- REQUIREMENT 1:
According to the GST appeal extract, under which entry and schedule of the CGST Act 2017 does the amount received from an employee leaving service fall?

14.6 Analysis of issues: The Adjudicating authority is expected to examine all evidences, issues and material on record, analyse those in the context of alleged charges in the show cause notice. He is also expected to examine each of the points raised in the reply to the SCN and accept or reject them with cogent reasoning. After due analysis of facts and law, adjudicating authority is expected to record his observations and findings in the adjudication order.

14.7 Body of the order: The adjudication order should generally contain brief facts of the case, written and oral submissions by the party, observation of the adjudicating authority on the evidences on record and facts of omission and commission during personal hearing and finally the operating order. At any cost, the findings and discussions should not go beyond the scope and grounds of the show cause notice.”

3.1 As the reasons for rejection of claim on merit are not stated in the order, the appellants are submitting hereunder the grounds for the eligibility for refund on merit as well as on limitation.   GST was paid on Notice pay cum bond amount under protest and GST was also paid on the reverse charge liability under Section 9(4) of the CGST Act 2017.  The GST liability on Notice pay cum bond amount and reverse charge liability under Section 9(4) are separately discussed below.

 GST liability on Notice Pay cum bond amount receipts and ground for refund of GST paid on Notice pay cum bond amount.

4. As per the terms of contract an employee leaving the service without completing the notice period, will have to make payment to the appellant as per the terms of employment. Due to lack of clarity on the GST liability on Notice pay cum bond amount, the appellant paid GST under protest on inclusive method. The payment of GST was made to avoid the interest liability on the demand, if GST was liable to be paid on the Notice pay cum bond amount receipt.  During service tax regime, demand notices were issued for demand of service tax and the matter is getting settled now with the Tribunal decision in the case of (i) HCL Learning Limited v.  CCE cited in 2019 Taxo.online 19 and (ii) the Madras High Court decision in the case of GE T&D India Limited v Dy. Commissioner of Central Excise LTU Chennai cited in 2019 Taxo.online 939. Both the decisions were rendered in the month of November 2019 i.e. before GSTR-9 was filed. The appellants are submitting hereunder the grounds to establish that Notice pay cum bond amount is not liable for GST

  • The amount received from the employee leaving service is in compliance of employment contract and is covered by Entry 1 under Schedule III of CGST Act 2017. The amount is remitted by the employee/recovered from the employee before the last date of his service, and is quantified based on the salary drawn.
  • As the amount paid was to comply with the terms of employment the same is not falling within the meaning of service as defined in the CGST Act, 2017.
  • Clarification by way of FAQ by the Ministry of Finance is that GST was not liable on the amount collected from the employee as Notice pay – copy enclosed as Exhibit – C.
  • On the amount thus received the appellant used to discharge GST liability under inclusive method under protest to take advantage of any legal decisions or Government clarifications declaring that Notice pay cum bond amount is not liable for GST. Therefore, the amount of GST paid becomes refundable and this is disclosed in GSTR-9 which is the authentic document for claiming refund. As the amount is recovered while the employee is in employment, it is part of the employment contract and this has been clarified by the Government (Department of Financial Services) that the notice pay is not liable for GST. Copy of the employment contract and bond are attached herewith as Exhibit – D.

- INPUT ROWS:
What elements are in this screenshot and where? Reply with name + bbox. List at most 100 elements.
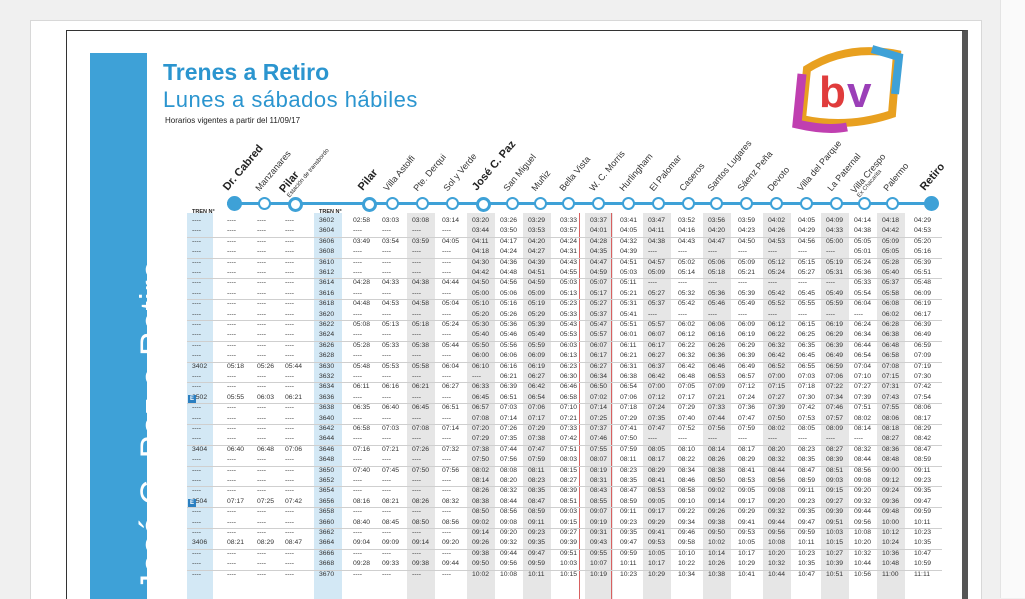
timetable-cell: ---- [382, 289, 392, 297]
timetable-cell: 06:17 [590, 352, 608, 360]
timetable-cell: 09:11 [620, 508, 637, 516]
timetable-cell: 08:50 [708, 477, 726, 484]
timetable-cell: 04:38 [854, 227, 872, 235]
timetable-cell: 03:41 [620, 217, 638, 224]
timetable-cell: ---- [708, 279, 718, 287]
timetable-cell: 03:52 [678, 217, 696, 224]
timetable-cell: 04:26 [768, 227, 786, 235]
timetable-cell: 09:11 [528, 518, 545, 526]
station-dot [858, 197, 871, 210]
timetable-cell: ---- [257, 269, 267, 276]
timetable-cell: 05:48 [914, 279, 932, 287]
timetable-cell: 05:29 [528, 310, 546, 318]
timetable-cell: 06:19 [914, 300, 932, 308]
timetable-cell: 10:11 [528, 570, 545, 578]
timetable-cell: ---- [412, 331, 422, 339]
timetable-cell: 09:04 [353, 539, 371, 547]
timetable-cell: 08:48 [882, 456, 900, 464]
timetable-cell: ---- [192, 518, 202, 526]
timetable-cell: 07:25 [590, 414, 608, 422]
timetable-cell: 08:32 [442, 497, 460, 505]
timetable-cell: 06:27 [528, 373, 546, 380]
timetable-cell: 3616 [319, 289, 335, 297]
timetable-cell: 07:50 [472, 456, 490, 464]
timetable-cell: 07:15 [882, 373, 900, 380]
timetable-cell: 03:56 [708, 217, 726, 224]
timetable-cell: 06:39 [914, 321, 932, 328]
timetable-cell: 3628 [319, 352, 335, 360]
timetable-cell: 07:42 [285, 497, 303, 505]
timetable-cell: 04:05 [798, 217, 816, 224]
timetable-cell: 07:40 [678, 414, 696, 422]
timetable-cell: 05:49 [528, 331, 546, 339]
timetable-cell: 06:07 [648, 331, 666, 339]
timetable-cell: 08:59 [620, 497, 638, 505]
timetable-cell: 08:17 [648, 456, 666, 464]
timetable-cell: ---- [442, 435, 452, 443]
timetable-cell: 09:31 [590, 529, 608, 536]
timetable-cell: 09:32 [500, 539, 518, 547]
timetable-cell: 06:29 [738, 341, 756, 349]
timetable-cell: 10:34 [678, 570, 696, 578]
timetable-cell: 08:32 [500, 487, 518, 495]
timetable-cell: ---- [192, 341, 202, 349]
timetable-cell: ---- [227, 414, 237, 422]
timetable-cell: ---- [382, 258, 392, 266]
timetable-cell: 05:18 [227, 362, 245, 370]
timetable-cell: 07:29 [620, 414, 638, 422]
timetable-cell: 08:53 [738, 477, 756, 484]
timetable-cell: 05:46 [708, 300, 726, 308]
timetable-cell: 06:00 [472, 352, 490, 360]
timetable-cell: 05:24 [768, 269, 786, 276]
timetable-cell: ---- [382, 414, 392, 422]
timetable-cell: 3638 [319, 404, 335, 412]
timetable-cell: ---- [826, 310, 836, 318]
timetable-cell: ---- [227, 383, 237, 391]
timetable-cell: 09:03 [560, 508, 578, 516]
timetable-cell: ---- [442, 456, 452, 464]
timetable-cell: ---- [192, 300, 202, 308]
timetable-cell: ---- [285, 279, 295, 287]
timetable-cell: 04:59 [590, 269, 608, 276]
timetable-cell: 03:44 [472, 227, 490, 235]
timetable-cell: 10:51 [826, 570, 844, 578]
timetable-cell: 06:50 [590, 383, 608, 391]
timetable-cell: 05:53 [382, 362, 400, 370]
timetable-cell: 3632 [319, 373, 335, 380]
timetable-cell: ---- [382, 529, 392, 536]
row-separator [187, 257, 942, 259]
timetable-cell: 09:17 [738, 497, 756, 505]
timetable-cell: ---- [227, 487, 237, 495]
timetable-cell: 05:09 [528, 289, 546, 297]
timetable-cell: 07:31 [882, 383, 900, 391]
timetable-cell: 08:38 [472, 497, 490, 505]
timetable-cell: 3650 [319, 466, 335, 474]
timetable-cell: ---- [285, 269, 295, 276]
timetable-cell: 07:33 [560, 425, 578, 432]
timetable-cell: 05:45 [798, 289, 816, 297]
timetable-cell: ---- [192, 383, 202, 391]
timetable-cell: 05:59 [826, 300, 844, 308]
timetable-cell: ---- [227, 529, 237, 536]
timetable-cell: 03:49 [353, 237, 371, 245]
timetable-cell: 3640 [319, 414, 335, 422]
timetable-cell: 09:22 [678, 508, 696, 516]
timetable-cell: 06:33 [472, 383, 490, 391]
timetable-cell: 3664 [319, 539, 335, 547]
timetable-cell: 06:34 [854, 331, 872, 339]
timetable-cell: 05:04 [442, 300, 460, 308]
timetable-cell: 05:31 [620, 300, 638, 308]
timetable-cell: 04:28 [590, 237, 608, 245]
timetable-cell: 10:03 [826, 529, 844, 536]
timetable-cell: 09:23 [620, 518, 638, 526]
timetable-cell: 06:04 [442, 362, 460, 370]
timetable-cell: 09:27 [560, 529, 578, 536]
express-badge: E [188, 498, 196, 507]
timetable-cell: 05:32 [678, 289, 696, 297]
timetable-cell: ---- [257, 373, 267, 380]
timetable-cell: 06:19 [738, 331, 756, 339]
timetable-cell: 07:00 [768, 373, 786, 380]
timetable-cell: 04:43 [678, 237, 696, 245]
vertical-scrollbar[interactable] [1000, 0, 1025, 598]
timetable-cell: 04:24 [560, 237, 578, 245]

==

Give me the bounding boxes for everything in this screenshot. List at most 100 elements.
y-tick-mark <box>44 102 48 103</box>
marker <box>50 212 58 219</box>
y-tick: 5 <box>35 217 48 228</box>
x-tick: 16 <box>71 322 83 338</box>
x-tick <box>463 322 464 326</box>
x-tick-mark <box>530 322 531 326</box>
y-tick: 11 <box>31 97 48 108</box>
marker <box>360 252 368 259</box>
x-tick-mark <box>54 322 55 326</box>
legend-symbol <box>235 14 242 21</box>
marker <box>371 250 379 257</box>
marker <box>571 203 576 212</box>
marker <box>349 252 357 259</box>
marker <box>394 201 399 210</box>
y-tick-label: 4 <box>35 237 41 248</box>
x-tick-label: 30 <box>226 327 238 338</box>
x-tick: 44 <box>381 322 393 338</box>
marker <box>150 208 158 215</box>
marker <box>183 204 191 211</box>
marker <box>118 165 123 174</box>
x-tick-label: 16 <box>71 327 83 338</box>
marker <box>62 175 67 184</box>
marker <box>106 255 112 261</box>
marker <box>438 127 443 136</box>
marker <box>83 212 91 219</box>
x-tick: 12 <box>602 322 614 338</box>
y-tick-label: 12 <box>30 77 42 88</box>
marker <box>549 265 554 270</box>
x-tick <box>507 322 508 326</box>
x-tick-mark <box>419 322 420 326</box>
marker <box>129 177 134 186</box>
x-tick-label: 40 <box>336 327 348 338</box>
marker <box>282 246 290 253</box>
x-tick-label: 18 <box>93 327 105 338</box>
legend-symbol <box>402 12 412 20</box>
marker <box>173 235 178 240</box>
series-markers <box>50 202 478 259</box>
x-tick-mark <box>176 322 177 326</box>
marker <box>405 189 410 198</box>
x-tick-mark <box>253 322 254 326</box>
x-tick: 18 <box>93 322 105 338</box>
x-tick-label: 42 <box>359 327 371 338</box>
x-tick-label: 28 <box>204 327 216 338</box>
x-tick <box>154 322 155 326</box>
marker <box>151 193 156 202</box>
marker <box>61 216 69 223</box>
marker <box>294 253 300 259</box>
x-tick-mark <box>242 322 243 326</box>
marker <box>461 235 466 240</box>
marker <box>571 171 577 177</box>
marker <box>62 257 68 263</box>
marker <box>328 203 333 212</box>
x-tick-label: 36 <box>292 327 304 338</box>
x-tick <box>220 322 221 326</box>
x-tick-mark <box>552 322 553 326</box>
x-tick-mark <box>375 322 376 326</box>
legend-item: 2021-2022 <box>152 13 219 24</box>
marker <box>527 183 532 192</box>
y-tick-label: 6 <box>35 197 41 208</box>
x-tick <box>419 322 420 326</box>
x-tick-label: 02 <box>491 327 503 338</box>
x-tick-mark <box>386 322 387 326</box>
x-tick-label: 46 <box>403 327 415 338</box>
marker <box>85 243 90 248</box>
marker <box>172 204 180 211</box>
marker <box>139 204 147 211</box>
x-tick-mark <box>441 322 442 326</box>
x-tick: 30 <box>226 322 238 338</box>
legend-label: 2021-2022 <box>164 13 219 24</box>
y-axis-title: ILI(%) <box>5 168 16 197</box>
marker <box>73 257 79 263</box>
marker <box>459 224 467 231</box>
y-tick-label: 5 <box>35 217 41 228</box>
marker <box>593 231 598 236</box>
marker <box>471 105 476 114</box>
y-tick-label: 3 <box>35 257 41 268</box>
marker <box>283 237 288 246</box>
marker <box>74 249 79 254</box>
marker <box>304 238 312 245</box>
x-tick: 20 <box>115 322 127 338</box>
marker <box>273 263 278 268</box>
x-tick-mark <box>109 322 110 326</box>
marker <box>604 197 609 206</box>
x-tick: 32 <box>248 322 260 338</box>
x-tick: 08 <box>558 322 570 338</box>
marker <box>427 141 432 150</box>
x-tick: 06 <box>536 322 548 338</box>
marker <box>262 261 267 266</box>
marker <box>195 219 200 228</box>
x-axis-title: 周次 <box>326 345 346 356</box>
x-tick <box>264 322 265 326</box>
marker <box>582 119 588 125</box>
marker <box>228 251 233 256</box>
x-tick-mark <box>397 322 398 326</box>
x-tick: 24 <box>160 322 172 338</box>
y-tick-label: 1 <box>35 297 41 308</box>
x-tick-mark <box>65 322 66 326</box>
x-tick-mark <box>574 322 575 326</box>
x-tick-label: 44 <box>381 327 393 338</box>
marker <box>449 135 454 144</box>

- REQUIREMENT 2:
Copy out each line of the records that contains the string "elements".

- WRITTEN RESPONSE 1:
Entry 1 under Schedule III of the CGST Act 2017.

- WRITTEN RESPONSE 2:
What elements are in this screenshot and where? Reply with name + bbox. List at most 100 elements.
Give me the bounding boxes for everything in this screenshot. List at most 100 elements.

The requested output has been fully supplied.